AIM OF THE TASK >> Copy each line of the records below without any changes.

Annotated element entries
:::
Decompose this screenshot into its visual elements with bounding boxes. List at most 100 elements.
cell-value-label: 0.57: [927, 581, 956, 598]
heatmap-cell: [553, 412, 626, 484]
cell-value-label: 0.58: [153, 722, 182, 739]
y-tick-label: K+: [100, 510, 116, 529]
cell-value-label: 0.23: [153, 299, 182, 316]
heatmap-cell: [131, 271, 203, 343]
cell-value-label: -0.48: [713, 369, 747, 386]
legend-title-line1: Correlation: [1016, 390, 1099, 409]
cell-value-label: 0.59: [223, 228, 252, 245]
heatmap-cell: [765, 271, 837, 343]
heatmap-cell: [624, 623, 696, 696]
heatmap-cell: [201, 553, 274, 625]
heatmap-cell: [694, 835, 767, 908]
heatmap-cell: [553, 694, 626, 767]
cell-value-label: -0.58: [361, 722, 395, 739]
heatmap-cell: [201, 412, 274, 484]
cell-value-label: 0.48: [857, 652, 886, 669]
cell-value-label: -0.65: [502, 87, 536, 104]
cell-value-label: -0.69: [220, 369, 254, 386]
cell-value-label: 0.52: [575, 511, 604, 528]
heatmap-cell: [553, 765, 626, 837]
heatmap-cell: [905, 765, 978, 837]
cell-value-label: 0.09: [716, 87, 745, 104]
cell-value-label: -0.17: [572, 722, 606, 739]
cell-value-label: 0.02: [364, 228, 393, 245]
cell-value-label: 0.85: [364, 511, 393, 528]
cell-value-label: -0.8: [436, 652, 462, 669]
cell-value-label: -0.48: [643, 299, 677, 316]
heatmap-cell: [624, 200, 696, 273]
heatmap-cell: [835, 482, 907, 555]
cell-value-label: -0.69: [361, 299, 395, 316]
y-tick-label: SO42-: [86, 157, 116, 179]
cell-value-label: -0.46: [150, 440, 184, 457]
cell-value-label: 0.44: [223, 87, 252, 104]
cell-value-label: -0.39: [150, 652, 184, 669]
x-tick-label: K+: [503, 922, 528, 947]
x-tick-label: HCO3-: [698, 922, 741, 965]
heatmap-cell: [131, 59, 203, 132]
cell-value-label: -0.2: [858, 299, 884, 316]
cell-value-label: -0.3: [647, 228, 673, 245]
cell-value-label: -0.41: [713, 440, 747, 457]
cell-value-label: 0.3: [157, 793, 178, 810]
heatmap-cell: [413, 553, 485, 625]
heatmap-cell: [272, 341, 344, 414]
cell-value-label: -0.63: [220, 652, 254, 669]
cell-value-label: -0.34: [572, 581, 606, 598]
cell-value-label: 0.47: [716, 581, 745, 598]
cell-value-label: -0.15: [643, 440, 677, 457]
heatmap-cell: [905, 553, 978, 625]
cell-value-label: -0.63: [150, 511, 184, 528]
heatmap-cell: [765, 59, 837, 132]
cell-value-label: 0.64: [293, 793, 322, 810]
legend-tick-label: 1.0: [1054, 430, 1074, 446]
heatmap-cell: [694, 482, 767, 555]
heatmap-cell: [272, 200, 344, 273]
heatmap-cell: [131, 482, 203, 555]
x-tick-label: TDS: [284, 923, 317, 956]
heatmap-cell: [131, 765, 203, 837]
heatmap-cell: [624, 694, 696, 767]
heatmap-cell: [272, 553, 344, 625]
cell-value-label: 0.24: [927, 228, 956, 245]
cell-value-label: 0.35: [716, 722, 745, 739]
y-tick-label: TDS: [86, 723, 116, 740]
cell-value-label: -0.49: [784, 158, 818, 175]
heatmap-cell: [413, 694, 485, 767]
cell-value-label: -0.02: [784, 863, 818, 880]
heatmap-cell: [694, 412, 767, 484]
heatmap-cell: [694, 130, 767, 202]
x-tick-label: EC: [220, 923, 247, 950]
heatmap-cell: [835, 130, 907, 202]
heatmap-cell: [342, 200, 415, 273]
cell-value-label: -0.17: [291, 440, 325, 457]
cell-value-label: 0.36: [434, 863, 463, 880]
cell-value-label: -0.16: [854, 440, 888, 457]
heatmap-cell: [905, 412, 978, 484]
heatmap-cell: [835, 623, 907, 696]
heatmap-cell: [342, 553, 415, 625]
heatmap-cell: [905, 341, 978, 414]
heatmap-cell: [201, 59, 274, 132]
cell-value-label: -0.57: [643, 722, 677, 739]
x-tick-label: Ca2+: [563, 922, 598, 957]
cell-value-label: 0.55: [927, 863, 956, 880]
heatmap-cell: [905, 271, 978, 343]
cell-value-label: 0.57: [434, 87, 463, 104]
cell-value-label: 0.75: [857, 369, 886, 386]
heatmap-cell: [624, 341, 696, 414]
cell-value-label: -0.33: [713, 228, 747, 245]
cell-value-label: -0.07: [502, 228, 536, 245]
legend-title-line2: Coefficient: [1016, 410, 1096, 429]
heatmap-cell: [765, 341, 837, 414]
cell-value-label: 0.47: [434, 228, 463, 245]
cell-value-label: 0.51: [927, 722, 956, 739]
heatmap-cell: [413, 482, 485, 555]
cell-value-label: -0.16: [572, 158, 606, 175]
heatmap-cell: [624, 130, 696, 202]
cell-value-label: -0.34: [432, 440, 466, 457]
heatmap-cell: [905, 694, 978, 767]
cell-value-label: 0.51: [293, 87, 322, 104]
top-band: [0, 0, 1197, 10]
:::
COMPLETED TASK >>
Decompose this screenshot into its visual elements with bounding boxes. List at most 100 elements.
cell-value-label: 0.57: [927, 581, 956, 598]
heatmap-cell: [553, 412, 626, 484]
cell-value-label: 0.58: [153, 722, 182, 739]
y-tick-label: K+: [100, 510, 116, 529]
cell-value-label: 0.23: [153, 299, 182, 316]
heatmap-cell: [131, 271, 203, 343]
cell-value-label: -0.48: [713, 369, 747, 386]
legend-title-line1: Correlation: [1016, 390, 1099, 409]
cell-value-label: 0.59: [223, 228, 252, 245]
heatmap-cell: [765, 271, 837, 343]
heatmap-cell: [624, 623, 696, 696]
heatmap-cell: [201, 553, 274, 625]
heatmap-cell: [694, 835, 767, 908]
heatmap-cell: [553, 694, 626, 767]
cell-value-label: -0.58: [361, 722, 395, 739]
heatmap-cell: [201, 412, 274, 484]
cell-value-label: 0.48: [857, 652, 886, 669]
cell-value-label: -0.65: [502, 87, 536, 104]
cell-value-label: -0.69: [220, 369, 254, 386]
cell-value-label: 0.52: [575, 511, 604, 528]
heatmap-cell: [553, 765, 626, 837]
heatmap-cell: [905, 765, 978, 837]
cell-value-label: 0.09: [716, 87, 745, 104]
cell-value-label: -0.17: [572, 722, 606, 739]
cell-value-label: 0.02: [364, 228, 393, 245]
cell-value-label: 0.85: [364, 511, 393, 528]
cell-value-label: -0.8: [436, 652, 462, 669]
cell-value-label: -0.48: [643, 299, 677, 316]
heatmap-cell: [624, 200, 696, 273]
heatmap-cell: [835, 482, 907, 555]
cell-value-label: -0.69: [361, 299, 395, 316]
y-tick-label: SO42-: [86, 157, 116, 179]
cell-value-label: -0.46: [150, 440, 184, 457]
cell-value-label: 0.44: [223, 87, 252, 104]
cell-value-label: -0.39: [150, 652, 184, 669]
x-tick-label: K+: [503, 922, 528, 947]
x-tick-label: HCO3-: [698, 922, 741, 965]
heatmap-cell: [131, 59, 203, 132]
cell-value-label: -0.2: [858, 299, 884, 316]
cell-value-label: -0.3: [647, 228, 673, 245]
cell-value-label: -0.41: [713, 440, 747, 457]
cell-value-label: 0.3: [157, 793, 178, 810]
heatmap-cell: [413, 553, 485, 625]
heatmap-cell: [272, 341, 344, 414]
cell-value-label: -0.63: [220, 652, 254, 669]
cell-value-label: -0.34: [572, 581, 606, 598]
cell-value-label: 0.47: [716, 581, 745, 598]
cell-value-label: -0.15: [643, 440, 677, 457]
heatmap-cell: [905, 553, 978, 625]
cell-value-label: -0.63: [150, 511, 184, 528]
heatmap-cell: [765, 59, 837, 132]
cell-value-label: 0.64: [293, 793, 322, 810]
legend-tick-label: 1.0: [1054, 430, 1074, 446]
heatmap-cell: [694, 482, 767, 555]
heatmap-cell: [272, 200, 344, 273]
heatmap-cell: [131, 482, 203, 555]
x-tick-label: TDS: [284, 923, 317, 956]
heatmap-cell: [131, 765, 203, 837]
heatmap-cell: [624, 694, 696, 767]
heatmap-cell: [272, 553, 344, 625]
cell-value-label: 0.24: [927, 228, 956, 245]
cell-value-label: 0.35: [716, 722, 745, 739]
y-tick-label: TDS: [86, 723, 116, 740]
cell-value-label: -0.49: [784, 158, 818, 175]
heatmap-cell: [413, 694, 485, 767]
cell-value-label: -0.02: [784, 863, 818, 880]
heatmap-cell: [694, 412, 767, 484]
heatmap-cell: [694, 130, 767, 202]
x-tick-label: EC: [220, 923, 247, 950]
heatmap-cell: [835, 130, 907, 202]
heatmap-cell: [342, 200, 415, 273]
cell-value-label: -0.17: [291, 440, 325, 457]
cell-value-label: 0.36: [434, 863, 463, 880]
cell-value-label: -0.16: [854, 440, 888, 457]
heatmap-cell: [905, 412, 978, 484]
heatmap-cell: [835, 623, 907, 696]
heatmap-cell: [342, 553, 415, 625]
heatmap-cell: [905, 341, 978, 414]
heatmap-cell: [201, 59, 274, 132]
cell-value-label: -0.57: [643, 722, 677, 739]
x-tick-label: Ca2+: [563, 922, 598, 957]
cell-value-label: 0.55: [927, 863, 956, 880]
heatmap-cell: [905, 271, 978, 343]
cell-value-label: 0.57: [434, 87, 463, 104]
cell-value-label: 0.75: [857, 369, 886, 386]
heatmap-cell: [624, 341, 696, 414]
cell-value-label: -0.33: [713, 228, 747, 245]
cell-value-label: -0.07: [502, 228, 536, 245]
legend-title-line2: Coefficient: [1016, 410, 1096, 429]
heatmap-cell: [765, 341, 837, 414]
cell-value-label: 0.47: [434, 228, 463, 245]
cell-value-label: 0.51: [927, 722, 956, 739]
heatmap-cell: [413, 482, 485, 555]
cell-value-label: -0.16: [572, 158, 606, 175]
heatmap-cell: [624, 130, 696, 202]
cell-value-label: -0.34: [432, 440, 466, 457]
heatmap-cell: [905, 694, 978, 767]
cell-value-label: 0.51: [293, 87, 322, 104]
top-band: [0, 0, 1197, 10]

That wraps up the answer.